● Stated exercise: Provide an exact copy of the data, excluding the images.
====
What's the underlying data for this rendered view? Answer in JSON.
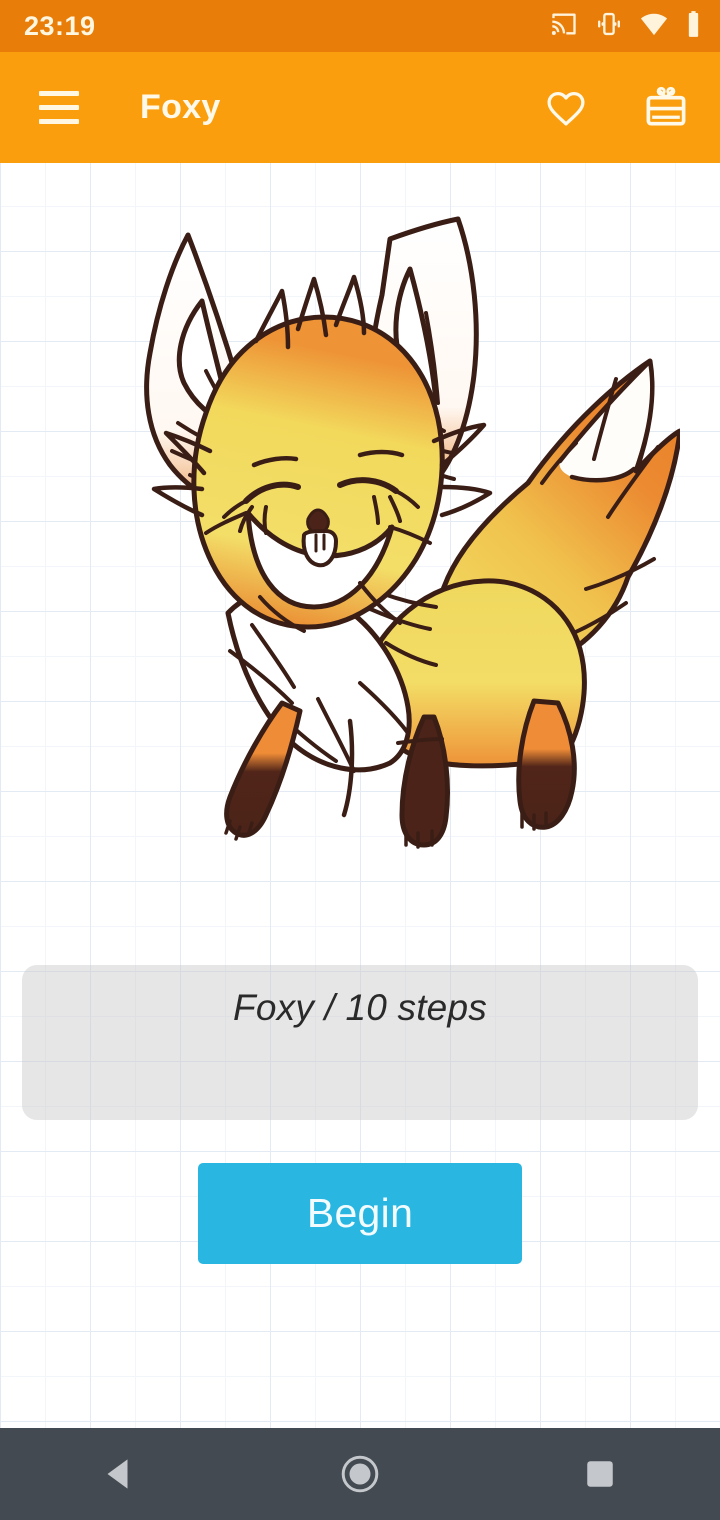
{
  "status_bar": {
    "time": "23:19",
    "background": "#E87D0A",
    "foreground": "#FFF6E0",
    "icons": [
      {
        "name": "cast-icon",
        "label": "Cast"
      },
      {
        "name": "vibrate-icon",
        "label": "Vibrate"
      },
      {
        "name": "wifi-icon",
        "label": "Wi-Fi"
      },
      {
        "name": "battery-icon",
        "label": "Battery"
      }
    ]
  },
  "app_bar": {
    "title": "Foxy",
    "background": "#FB9E0D",
    "foreground": "#FFF9EA",
    "menu_icon": "hamburger-menu-icon",
    "actions": [
      {
        "name": "favorite-icon",
        "label": "Favorite"
      },
      {
        "name": "gift-icon",
        "label": "Gift"
      }
    ]
  },
  "content": {
    "illustration": {
      "name": "fox-drawing",
      "subject": "Foxy",
      "colors": {
        "outline": "#3A1E16",
        "body_yellow": "#F2DC62",
        "body_orange": "#EE8C37",
        "paws_dark": "#4B2318",
        "white": "#FFFFFF"
      }
    },
    "grid": {
      "minor_color": "#F2F5FA",
      "major_color": "#E3EAF4",
      "minor_size": 45,
      "major_size": 90
    },
    "description": {
      "text": "Foxy / 10 steps",
      "background": "#C8C8C8"
    },
    "begin_button": {
      "label": "Begin",
      "background": "#29B6E0",
      "foreground": "#F2FCFF"
    }
  },
  "nav_bar": {
    "background": "#434A52",
    "foreground": "#C8CCD0",
    "buttons": [
      {
        "name": "nav-back-button",
        "label": "Back"
      },
      {
        "name": "nav-home-button",
        "label": "Home"
      },
      {
        "name": "nav-recents-button",
        "label": "Recents"
      }
    ]
  }
}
====
● Finished exercise:
What's the underlying data for this rendered view? Answer in JSON.
{
  "status_bar": {
    "time": "23:19",
    "background": "#E87D0A",
    "foreground": "#FFF6E0",
    "icons": [
      {
        "name": "cast-icon",
        "label": "Cast"
      },
      {
        "name": "vibrate-icon",
        "label": "Vibrate"
      },
      {
        "name": "wifi-icon",
        "label": "Wi-Fi"
      },
      {
        "name": "battery-icon",
        "label": "Battery"
      }
    ]
  },
  "app_bar": {
    "title": "Foxy",
    "background": "#FB9E0D",
    "foreground": "#FFF9EA",
    "menu_icon": "hamburger-menu-icon",
    "actions": [
      {
        "name": "favorite-icon",
        "label": "Favorite"
      },
      {
        "name": "gift-icon",
        "label": "Gift"
      }
    ]
  },
  "content": {
    "illustration": {
      "name": "fox-drawing",
      "subject": "Foxy",
      "colors": {
        "outline": "#3A1E16",
        "body_yellow": "#F2DC62",
        "body_orange": "#EE8C37",
        "paws_dark": "#4B2318",
        "white": "#FFFFFF"
      }
    },
    "grid": {
      "minor_color": "#F2F5FA",
      "major_color": "#E3EAF4",
      "minor_size": 45,
      "major_size": 90
    },
    "description": {
      "text": "Foxy / 10 steps",
      "background": "#C8C8C8"
    },
    "begin_button": {
      "label": "Begin",
      "background": "#29B6E0",
      "foreground": "#F2FCFF"
    }
  },
  "nav_bar": {
    "background": "#434A52",
    "foreground": "#C8CCD0",
    "buttons": [
      {
        "name": "nav-back-button",
        "label": "Back"
      },
      {
        "name": "nav-home-button",
        "label": "Home"
      },
      {
        "name": "nav-recents-button",
        "label": "Recents"
      }
    ]
  }
}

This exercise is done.